■ 抜粋文
==================================================
非接触通信部33の測定部33aにて磁界強度Hが計測可能になることで制御部21にて不正読取装置検出処理が開始されると、ステップS101に示す閾値設定処理がなされる。この処理では、規定の期間(例えば、1分間)にて上記送信処理がなされない状態で測定部33aにて実際に計測される磁界強度Hの平均値を上述した一定値Hoとして、この一定値Hoよりもある程度小さい値が上述した所定の閾値Hthとして設定される。なお、所定の閾値Hthは、不正読取装置検出処理が実施されることに上述のようにして設定されることに限らず、例えば、予め記憶部22に記憶されている規定値と等しくなるように設定されてもよい。上記規定値は、決済装置10の工場出荷時に設定されてもよいし、店舗での決済装置10の初期設置時に測定部33aにて実測された磁界強度Hに応じて設定されてもよい。
==================================================
■ 提供データ
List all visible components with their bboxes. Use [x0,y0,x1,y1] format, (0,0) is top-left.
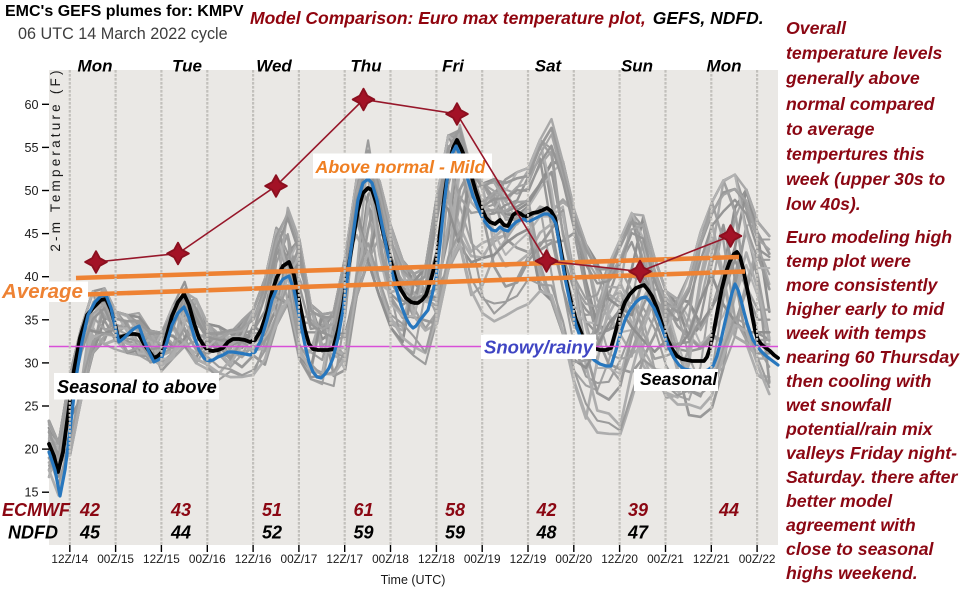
==================================================
■ 課題一覧
• a. 抜粋文によると、閾値設定処理で一定値Hoとされるのは何の平均値か。
• b. 抜粋文から、「非接触通信部33の測定部33」を含む箇所で始まり「Hに応じて設定されてもよい。」の直後で終わる部分を、一字一句変えずに抜き出してください。

■ 解答例
• a. 規定の期間に送信処理がなされない状態で、測定部33aにて実際に計測される磁界強度Hの平均値。

• b.
非接触通信部33の測定部33aにて磁界強度Hが計測可能になることで制御部21にて不正読取装置検出処理が開始されると、ステップS101に示す閾値設定処理がなされる。この処理では、規定の期間(例えば、1分間)にて上記送信処理がなされない状態で測定部33aにて実際に計測される磁界強度Hの平均値を上述した一定値Hoとして、この一定値Hoよりもある程度小さい値が上述した所定の閾値Hthとして設定される。なお、所定の閾値Hthは、不正読取装置検出処理が実施されることに上述のようにして設定されることに限らず、例えば、予め記憶部22に記憶されている規定値と等しくなるように設定されてもよい。上記規定値は、決済装置10の工場出荷時に設定されてもよいし、店舗での決済装置10の初期設置時に測定部33aにて実測された磁界強度Hに応じて設定されてもよい。